** Aim of the exercise **
Copy out every record precisely.

** Material to process **

= = =

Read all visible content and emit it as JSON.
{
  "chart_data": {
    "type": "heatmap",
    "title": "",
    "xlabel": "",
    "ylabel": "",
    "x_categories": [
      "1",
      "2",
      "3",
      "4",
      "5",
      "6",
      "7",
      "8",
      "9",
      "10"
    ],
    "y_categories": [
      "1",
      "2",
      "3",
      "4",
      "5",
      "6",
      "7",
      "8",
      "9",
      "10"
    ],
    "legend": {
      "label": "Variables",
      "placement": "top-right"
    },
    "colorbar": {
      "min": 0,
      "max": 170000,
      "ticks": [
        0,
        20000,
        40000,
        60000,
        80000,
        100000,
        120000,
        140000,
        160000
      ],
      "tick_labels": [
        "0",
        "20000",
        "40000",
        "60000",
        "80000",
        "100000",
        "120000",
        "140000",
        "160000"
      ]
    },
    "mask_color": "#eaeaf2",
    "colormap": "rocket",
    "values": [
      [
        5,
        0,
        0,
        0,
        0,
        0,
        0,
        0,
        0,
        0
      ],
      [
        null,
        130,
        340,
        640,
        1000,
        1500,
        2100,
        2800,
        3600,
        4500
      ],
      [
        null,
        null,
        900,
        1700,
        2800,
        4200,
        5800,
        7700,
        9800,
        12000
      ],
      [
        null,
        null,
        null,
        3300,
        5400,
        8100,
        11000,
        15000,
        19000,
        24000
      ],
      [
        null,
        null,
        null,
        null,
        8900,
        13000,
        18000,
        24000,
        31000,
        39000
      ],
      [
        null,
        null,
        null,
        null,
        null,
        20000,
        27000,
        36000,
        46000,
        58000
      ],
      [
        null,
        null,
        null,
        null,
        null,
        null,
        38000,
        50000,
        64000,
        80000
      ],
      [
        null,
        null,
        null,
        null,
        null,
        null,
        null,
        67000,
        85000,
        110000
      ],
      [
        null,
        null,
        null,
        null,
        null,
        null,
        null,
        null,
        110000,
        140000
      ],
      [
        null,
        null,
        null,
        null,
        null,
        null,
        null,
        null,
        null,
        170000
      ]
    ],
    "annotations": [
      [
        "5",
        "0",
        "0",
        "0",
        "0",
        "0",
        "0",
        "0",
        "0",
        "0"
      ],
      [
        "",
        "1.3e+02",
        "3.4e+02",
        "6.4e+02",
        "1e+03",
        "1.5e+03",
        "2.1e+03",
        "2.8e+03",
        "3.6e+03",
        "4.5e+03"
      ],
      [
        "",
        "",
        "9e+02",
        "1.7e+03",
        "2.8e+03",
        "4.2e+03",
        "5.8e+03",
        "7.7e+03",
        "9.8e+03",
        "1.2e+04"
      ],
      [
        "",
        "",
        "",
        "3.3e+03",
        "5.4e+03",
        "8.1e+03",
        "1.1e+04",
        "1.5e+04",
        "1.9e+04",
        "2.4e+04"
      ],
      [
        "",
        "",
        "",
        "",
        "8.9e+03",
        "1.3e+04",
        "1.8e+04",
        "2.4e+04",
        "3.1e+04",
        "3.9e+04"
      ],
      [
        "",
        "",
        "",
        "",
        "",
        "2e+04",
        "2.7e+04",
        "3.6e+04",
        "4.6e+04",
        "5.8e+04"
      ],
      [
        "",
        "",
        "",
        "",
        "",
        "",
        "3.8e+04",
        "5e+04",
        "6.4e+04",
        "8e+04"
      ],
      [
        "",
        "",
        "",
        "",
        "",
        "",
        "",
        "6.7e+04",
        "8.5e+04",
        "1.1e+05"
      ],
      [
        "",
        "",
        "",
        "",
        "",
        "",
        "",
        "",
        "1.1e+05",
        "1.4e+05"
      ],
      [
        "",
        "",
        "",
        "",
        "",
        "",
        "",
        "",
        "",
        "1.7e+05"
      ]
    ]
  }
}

= = =

** Task solution **
Read all visible content and emit it as JSON.
{
  "chart_data": {
    "type": "heatmap",
    "title": "",
    "xlabel": "",
    "ylabel": "",
    "x_categories": [
      "1",
      "2",
      "3",
      "4",
      "5",
      "6",
      "7",
      "8",
      "9",
      "10"
    ],
    "y_categories": [
      "1",
      "2",
      "3",
      "4",
      "5",
      "6",
      "7",
      "8",
      "9",
      "10"
    ],
    "legend": {
      "label": "Variables",
      "placement": "top-right"
    },
    "colorbar": {
      "min": 0,
      "max": 170000,
      "ticks": [
        0,
        20000,
        40000,
        60000,
        80000,
        100000,
        120000,
        140000,
        160000
      ],
      "tick_labels": [
        "0",
        "20000",
        "40000",
        "60000",
        "80000",
        "100000",
        "120000",
        "140000",
        "160000"
      ]
    },
    "mask_color": "#eaeaf2",
    "colormap": "rocket",
    "values": [
      [
        5,
        0,
        0,
        0,
        0,
        0,
        0,
        0,
        0,
        0
      ],
      [
        null,
        130,
        340,
        640,
        1000,
        1500,
        2100,
        2800,
        3600,
        4500
      ],
      [
        null,
        null,
        900,
        1700,
        2800,
        4200,
        5800,
        7700,
        9800,
        12000
      ],
      [
        null,
        null,
        null,
        3300,
        5400,
        8100,
        11000,
        15000,
        19000,
        24000
      ],
      [
        null,
        null,
        null,
        null,
        8900,
        13000,
        18000,
        24000,
        31000,
        39000
      ],
      [
        null,
        null,
        null,
        null,
        null,
        20000,
        27000,
        36000,
        46000,
        58000
      ],
      [
        null,
        null,
        null,
        null,
        null,
        null,
        38000,
        50000,
        64000,
        80000
      ],
      [
        null,
        null,
        null,
        null,
        null,
        null,
        null,
        67000,
        85000,
        110000
      ],
      [
        null,
        null,
        null,
        null,
        null,
        null,
        null,
        null,
        110000,
        140000
      ],
      [
        null,
        null,
        null,
        null,
        null,
        null,
        null,
        null,
        null,
        170000
      ]
    ],
    "annotations": [
      [
        "5",
        "0",
        "0",
        "0",
        "0",
        "0",
        "0",
        "0",
        "0",
        "0"
      ],
      [
        "",
        "1.3e+02",
        "3.4e+02",
        "6.4e+02",
        "1e+03",
        "1.5e+03",
        "2.1e+03",
        "2.8e+03",
        "3.6e+03",
        "4.5e+03"
      ],
      [
        "",
        "",
        "9e+02",
        "1.7e+03",
        "2.8e+03",
        "4.2e+03",
        "5.8e+03",
        "7.7e+03",
        "9.8e+03",
        "1.2e+04"
      ],
      [
        "",
        "",
        "",
        "3.3e+03",
        "5.4e+03",
        "8.1e+03",
        "1.1e+04",
        "1.5e+04",
        "1.9e+04",
        "2.4e+04"
      ],
      [
        "",
        "",
        "",
        "",
        "8.9e+03",
        "1.3e+04",
        "1.8e+04",
        "2.4e+04",
        "3.1e+04",
        "3.9e+04"
      ],
      [
        "",
        "",
        "",
        "",
        "",
        "2e+04",
        "2.7e+04",
        "3.6e+04",
        "4.6e+04",
        "5.8e+04"
      ],
      [
        "",
        "",
        "",
        "",
        "",
        "",
        "3.8e+04",
        "5e+04",
        "6.4e+04",
        "8e+04"
      ],
      [
        "",
        "",
        "",
        "",
        "",
        "",
        "",
        "6.7e+04",
        "8.5e+04",
        "1.1e+05"
      ],
      [
        "",
        "",
        "",
        "",
        "",
        "",
        "",
        "",
        "1.1e+05",
        "1.4e+05"
      ],
      [
        "",
        "",
        "",
        "",
        "",
        "",
        "",
        "",
        "",
        "1.7e+05"
      ]
    ]
  }
}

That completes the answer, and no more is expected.